_Written request_: Look for the string "треугольников" in the lines and copy each line that has it.

_Excerpted records_:
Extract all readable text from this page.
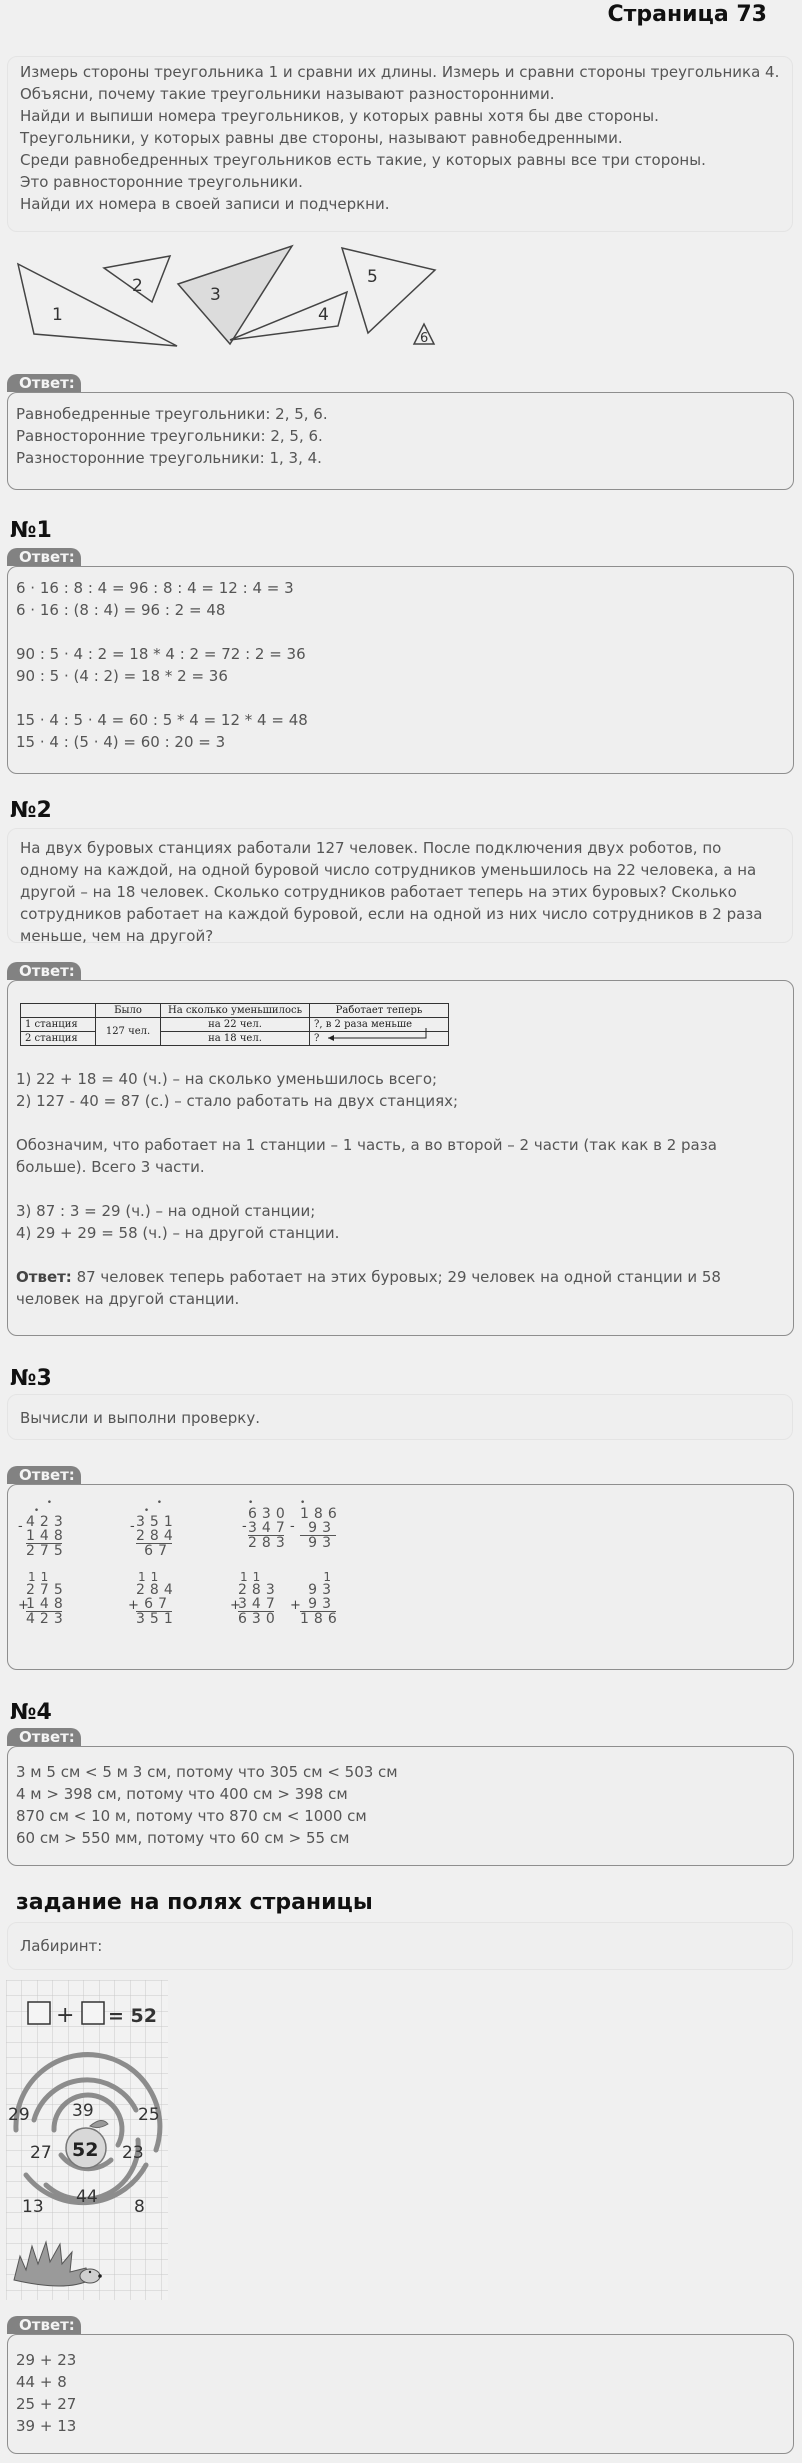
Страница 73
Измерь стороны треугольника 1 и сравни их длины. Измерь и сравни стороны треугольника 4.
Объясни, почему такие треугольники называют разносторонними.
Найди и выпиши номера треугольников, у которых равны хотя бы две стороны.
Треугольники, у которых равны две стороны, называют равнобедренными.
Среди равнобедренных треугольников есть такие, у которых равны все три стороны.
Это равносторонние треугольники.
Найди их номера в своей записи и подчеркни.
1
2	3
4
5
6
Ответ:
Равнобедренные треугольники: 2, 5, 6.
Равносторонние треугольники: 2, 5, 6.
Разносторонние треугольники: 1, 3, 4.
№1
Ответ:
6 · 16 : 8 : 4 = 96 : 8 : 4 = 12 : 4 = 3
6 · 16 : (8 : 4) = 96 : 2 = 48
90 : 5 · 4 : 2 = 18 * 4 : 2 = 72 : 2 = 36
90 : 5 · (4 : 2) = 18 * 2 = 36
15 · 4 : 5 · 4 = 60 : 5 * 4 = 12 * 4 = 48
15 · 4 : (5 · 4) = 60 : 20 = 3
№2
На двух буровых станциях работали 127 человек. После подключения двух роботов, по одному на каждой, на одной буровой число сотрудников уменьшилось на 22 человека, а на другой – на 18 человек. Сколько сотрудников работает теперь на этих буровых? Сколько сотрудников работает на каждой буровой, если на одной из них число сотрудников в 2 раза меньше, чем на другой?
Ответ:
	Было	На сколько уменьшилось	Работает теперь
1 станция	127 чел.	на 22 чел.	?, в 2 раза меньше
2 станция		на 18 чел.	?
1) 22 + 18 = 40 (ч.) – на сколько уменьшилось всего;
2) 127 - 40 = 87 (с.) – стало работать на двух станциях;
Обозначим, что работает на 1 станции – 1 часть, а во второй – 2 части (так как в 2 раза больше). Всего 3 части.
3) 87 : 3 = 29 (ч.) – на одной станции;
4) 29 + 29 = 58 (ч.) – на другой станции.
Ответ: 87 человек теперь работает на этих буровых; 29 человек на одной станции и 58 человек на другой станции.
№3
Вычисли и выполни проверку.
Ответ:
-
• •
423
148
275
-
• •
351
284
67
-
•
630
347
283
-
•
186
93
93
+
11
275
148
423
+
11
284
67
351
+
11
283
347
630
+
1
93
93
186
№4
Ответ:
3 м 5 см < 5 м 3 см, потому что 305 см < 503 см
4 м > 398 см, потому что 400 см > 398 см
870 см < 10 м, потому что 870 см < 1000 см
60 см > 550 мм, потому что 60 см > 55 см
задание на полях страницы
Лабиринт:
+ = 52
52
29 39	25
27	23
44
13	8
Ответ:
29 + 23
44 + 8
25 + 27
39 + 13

...

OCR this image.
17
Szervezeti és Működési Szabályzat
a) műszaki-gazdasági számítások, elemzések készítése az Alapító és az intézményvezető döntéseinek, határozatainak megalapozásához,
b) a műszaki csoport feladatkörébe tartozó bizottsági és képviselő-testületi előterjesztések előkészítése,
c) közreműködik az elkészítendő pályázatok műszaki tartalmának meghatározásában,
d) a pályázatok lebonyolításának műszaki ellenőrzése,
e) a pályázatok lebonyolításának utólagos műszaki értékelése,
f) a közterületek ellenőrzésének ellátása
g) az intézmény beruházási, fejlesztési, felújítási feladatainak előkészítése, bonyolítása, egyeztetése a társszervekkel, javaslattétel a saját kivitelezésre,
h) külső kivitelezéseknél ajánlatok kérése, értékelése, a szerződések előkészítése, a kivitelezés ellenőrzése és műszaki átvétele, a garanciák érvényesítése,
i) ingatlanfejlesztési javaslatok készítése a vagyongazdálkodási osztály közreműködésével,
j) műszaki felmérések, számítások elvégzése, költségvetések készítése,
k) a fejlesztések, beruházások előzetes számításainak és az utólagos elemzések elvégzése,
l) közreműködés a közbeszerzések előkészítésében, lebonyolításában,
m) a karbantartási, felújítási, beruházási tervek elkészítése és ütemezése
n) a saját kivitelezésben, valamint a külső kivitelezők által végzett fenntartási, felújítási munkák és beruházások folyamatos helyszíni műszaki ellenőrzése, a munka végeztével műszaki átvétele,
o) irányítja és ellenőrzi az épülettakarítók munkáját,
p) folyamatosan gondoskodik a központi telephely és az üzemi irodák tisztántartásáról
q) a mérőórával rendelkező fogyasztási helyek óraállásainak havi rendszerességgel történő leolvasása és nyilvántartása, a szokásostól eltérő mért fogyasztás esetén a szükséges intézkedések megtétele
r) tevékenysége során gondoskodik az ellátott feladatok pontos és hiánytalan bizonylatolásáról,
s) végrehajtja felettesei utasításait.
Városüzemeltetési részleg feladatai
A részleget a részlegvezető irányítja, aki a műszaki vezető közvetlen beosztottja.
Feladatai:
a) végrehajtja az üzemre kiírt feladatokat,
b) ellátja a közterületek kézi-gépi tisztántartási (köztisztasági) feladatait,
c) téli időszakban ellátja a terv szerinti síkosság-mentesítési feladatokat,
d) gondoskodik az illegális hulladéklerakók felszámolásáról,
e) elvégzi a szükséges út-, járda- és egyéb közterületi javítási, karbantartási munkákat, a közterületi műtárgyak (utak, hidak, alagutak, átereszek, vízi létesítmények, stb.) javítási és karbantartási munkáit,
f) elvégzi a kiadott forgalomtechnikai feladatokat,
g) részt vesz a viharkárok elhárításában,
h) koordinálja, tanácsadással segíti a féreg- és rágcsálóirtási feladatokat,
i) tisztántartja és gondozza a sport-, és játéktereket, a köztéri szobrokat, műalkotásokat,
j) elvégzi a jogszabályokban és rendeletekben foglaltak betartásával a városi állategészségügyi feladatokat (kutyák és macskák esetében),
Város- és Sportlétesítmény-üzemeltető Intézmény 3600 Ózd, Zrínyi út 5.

_Response to this task_:
Найди и выпиши номера треугольников, у которых равны хотя бы две стороны.
Среди равнобедренных треугольников есть такие, у которых равны все три стороны.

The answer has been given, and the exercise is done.